AIM OF THE TASK: Wherever "natural" appears in a line, list that line.

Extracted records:

☆ ☆ ☆ ☆

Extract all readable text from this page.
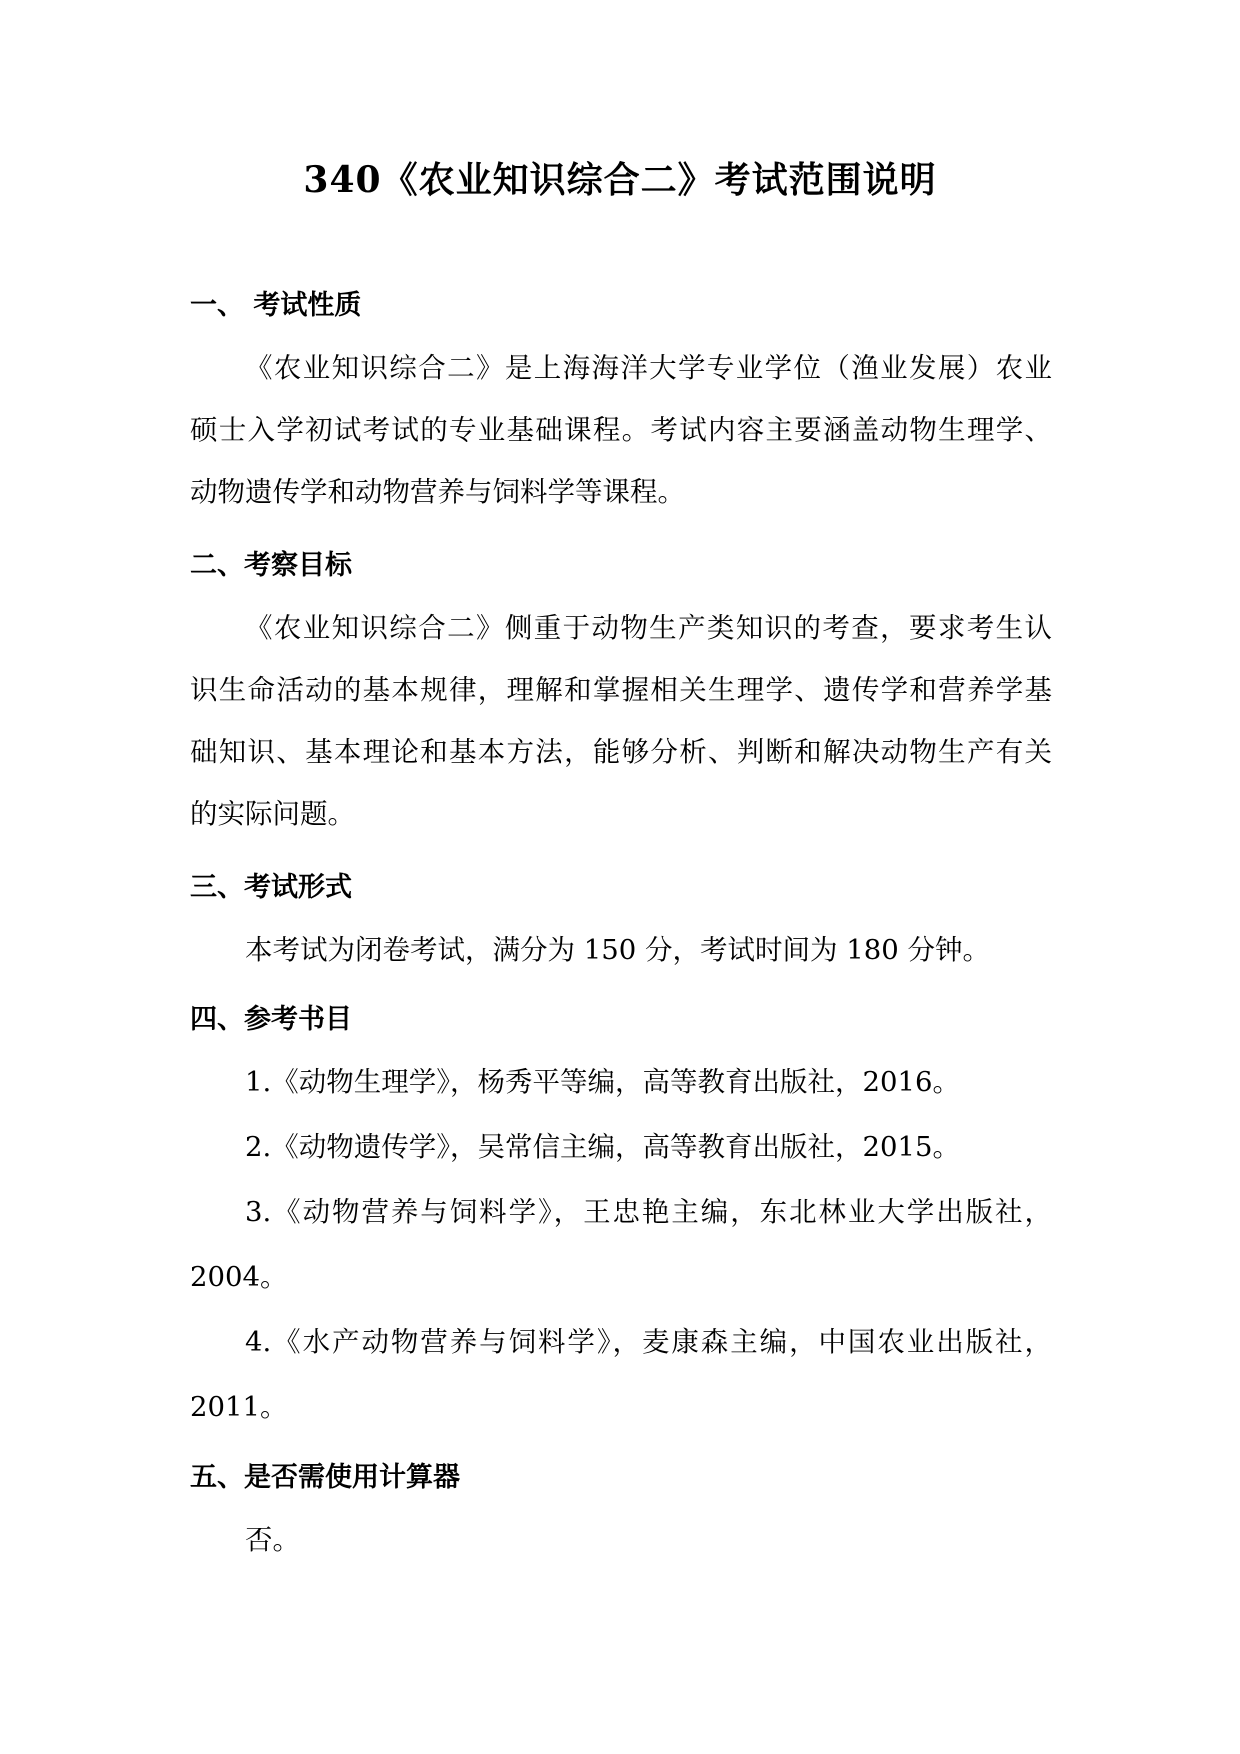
340《农业知识综合二》考试范围说明
一、 考试性质
《农业知识综合二》是上海海洋大学专业学位（渔业发展）农业
硕士入学初试考试的专业基础课程。考试内容主要涵盖动物生理学、
动物遗传学和动物营养与饲料学等课程。
二、考察目标
《农业知识综合二》侧重于动物生产类知识的考查，要求考生认
识生命活动的基本规律，理解和掌握相关生理学、遗传学和营养学基
础知识、基本理论和基本方法，能够分析、判断和解决动物生产有关
的实际问题。
三、考试形式
本考试为闭卷考试，满分为 150 分，考试时间为 180 分钟。
四、参考书目
1.《动物生理学》，杨秀平等编，高等教育出版社，2016。
2.《动物遗传学》，吴常信主编，高等教育出版社，2015。
3.《动物营养与饲料学》，王忠艳主编，东北林业大学出版社，
2004。
4.《水产动物营养与饲料学》，麦康森主编，中国农业出版社，
2011。
五、是否需使用计算器
否。
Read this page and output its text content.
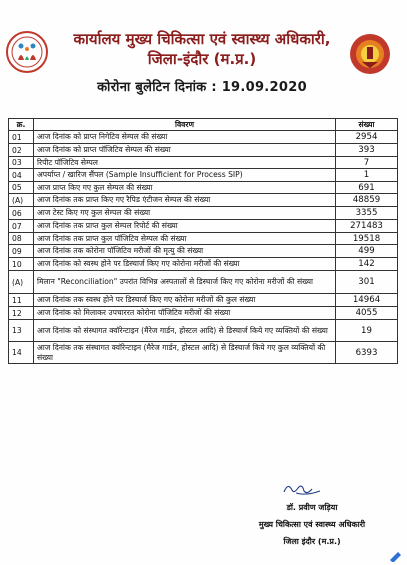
कार्यालय मुख्य चिकित्सा एवं स्वास्थ्य अधिकारी,
जिला-इंदौर (म.प्र.)
कोरोना बुलेटिन दिनांक : 19.09.2020
क्र.	विवरण	संख्या
01	आज दिनांक को प्राप्त निगेटिव सेम्पल की संख्या	2954
02	आज दिनांक को प्राप्त पॉजिटिव सेम्पल की संख्या	393
03	रिपीट पॉजिटिव सेम्पल	7
04	अपर्याप्त / खारिज सैंपल (Sample Insufficient for Process SIP)	1
05	आज प्राप्त किए गए कुल सेम्पल की संख्या	691
(A)	आज दिनांक तक प्राप्त किए गए रैपिड एंटीजन सेम्पल की संख्या	48859
06	आज टेस्ट किए गए कुल सेम्पल की संख्या	3355
07	आज दिनांक तक प्राप्त कुल सेम्पल रिपोर्ट की संख्या	271483
08	आज दिनांक तक प्राप्त कुल पॉजिटिव सेम्पल की संख्या	19518
09	आज दिनांक तक कोरोना पॉजिटिव मरीजों की मृत्यु की संख्या	499
10	आज दिनांक को स्वस्थ होने पर डिस्चार्ज किए गए कोरोना मरीजों की संख्या	142
(A)	मिलान "Reconciliation" उपरांत विभिन्न अस्पतालों से डिस्चार्ज किए गए कोरोना मरीजों की संख्या	301
11	आज दिनांक तक स्वस्थ होने पर डिस्चार्ज किए गए कोरोना मरीजों की कुल संख्या	14964
12	आज दिनांक को मिलाकर उपचाररत कोरोना पॉजिटिव मरीजों की संख्या	4055
13	आज दिनांक को संस्थागत क्वॉरेन्टाइन (मैरेज गार्डन, होस्टल आदि) से डिस्चार्ज किये गए व्यक्तियों की संख्या	19
14	आज दिनांक तक संस्थागत क्वॉरेन्टाइन (मैरेज गार्डन, होस्टल आदि) से डिस्चार्ज किये गए कुल व्यक्तियों की संख्या	6393
डॉ. प्रवीण जड़िया
मुख्य चिकित्सा एवं स्वास्थ्य अधिकारी
जिला इंदौर (म.प्र.)
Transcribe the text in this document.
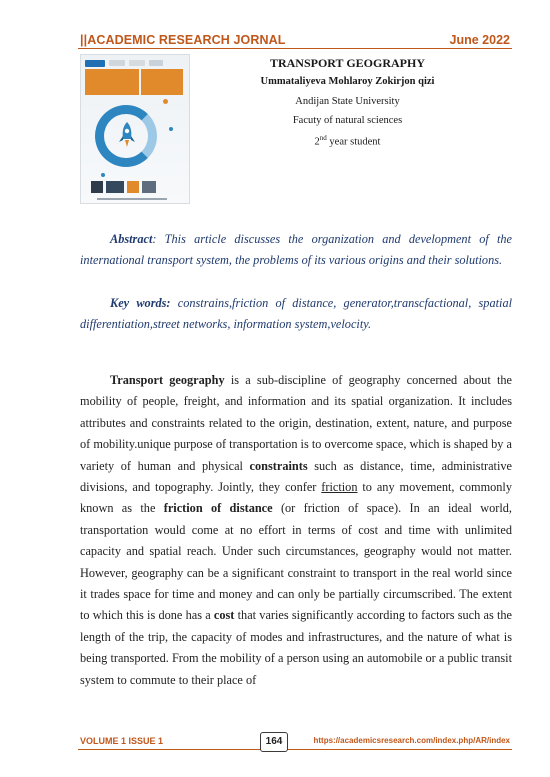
||ACADEMIC RESEARCH JORNAL	June 2022
TRANSPORT GEOGRAPHY
Ummataliyeva Mohlaroy Zokirjon qizi
Andijan State University
Facuty of natural sciences
2nd year student

Abstract: This article discusses the organization and development of the international transport system, the problems of its various origins and their solutions.

Key words: constrains,friction of distance, generator,transcfactional, spatial differentiation,street networks, information system,velocity.

Transport geography is a sub-discipline of geography concerned about the mobility of people, freight, and information and its spatial organization. It includes attributes and constraints related to the origin, destination, extent, nature, and purpose of mobility.unique purpose of transportation is to overcome space, which is shaped by a variety of human and physical constraints such as distance, time, administrative divisions, and topography. Jointly, they confer friction to any movement, commonly known as the friction of distance (or friction of space). In an ideal world, transportation would come at no effort in terms of cost and time with unlimited capacity and spatial reach. Under such circumstances, geography would not matter. However, geography can be a significant constraint to transport in the real world since it trades space for time and money and can only be partially circumscribed. The extent to which this is done has a cost that varies significantly according to factors such as the length of the trip, the capacity of modes and infrastructures, and the nature of what is being transported. From the mobility of a person using an automobile or a public transit system to commute to their place of

VOLUME 1 ISSUE 1	164	https://academicsresearch.com/index.php/AR/index
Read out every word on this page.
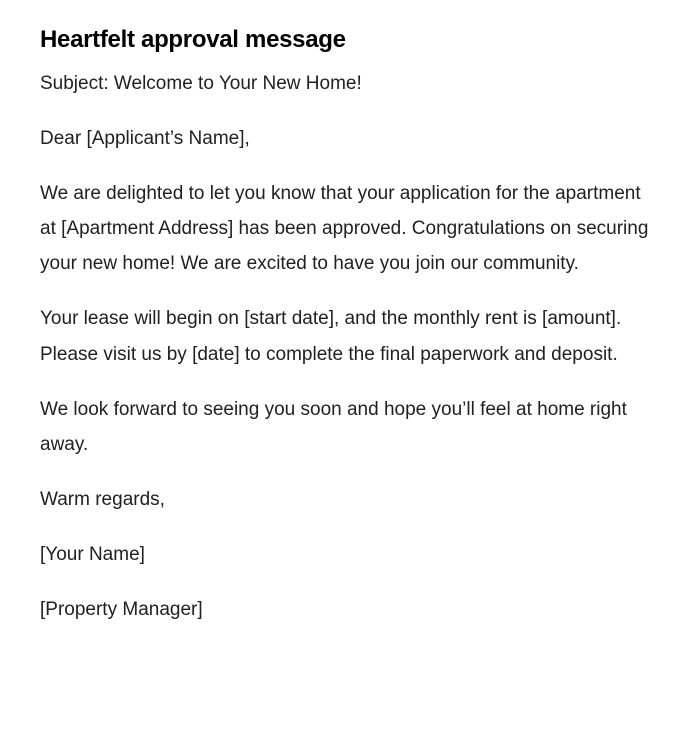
Heartfelt approval message

Subject: Welcome to Your New Home!

Dear [Applicant’s Name],

We are delighted to let you know that your application for the apartment at [Apartment Address] has been approved. Congratulations on securing your new home! We are excited to have you join our community.

Your lease will begin on [start date], and the monthly rent is [amount]. Please visit us by [date] to complete the final paperwork and deposit.

We look forward to seeing you soon and hope you’ll feel at home right away.

Warm regards,

[Your Name]

[Property Manager]
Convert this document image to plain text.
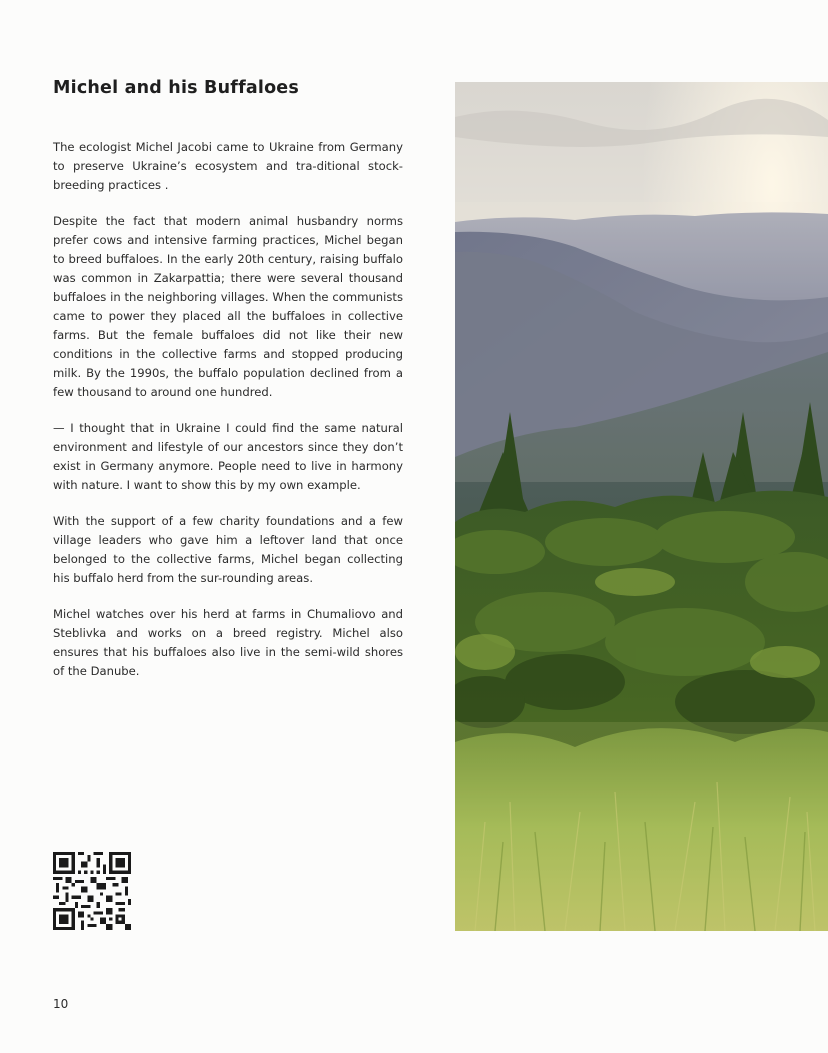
Michel and his Buffaloes

The ecologist Michel Jacobi came to Ukraine from Germany to preserve Ukraine’s ecosystem and tra-ditional stock-breeding practices .

Despite the fact that modern animal husbandry norms prefer cows and intensive farming practices, Michel began to breed buffaloes. In the early 20th century, raising buffalo was common in Zakarpattia; there were several thousand buffaloes in the neighboring villages. When the communists came to power they placed all the buffaloes in collective farms. But the female buffaloes did not like their new conditions in the collective farms and stopped producing milk. By the 1990s, the buffalo population declined from a few thousand to around one hundred.

— I thought that in Ukraine I could find the same natural environment and lifestyle of our ancestors since they don’t exist in Germany anymore. People need to live in harmony with nature. I want to show this by my own example.

With the support of a few charity foundations and a few village leaders who gave him a leftover land that once belonged to the collective farms, Michel began collecting his buffalo herd from the sur-rounding areas.

Michel watches over his herd at farms in Chumaliovo and Steblivka and works on a breed registry. Michel also ensures that his buffaloes also live in the semi-wild shores of the Danube.

10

☆ ☆ ☆ ☆

EXPECTED ANSWER:
Facuty of natural sciences
— I thought that in Ukraine I could find the same natural environment and lifestyle of our ancestors since they don’t exist in Germany anymore. People need to live in harmony with nature. I want to show this by my own example.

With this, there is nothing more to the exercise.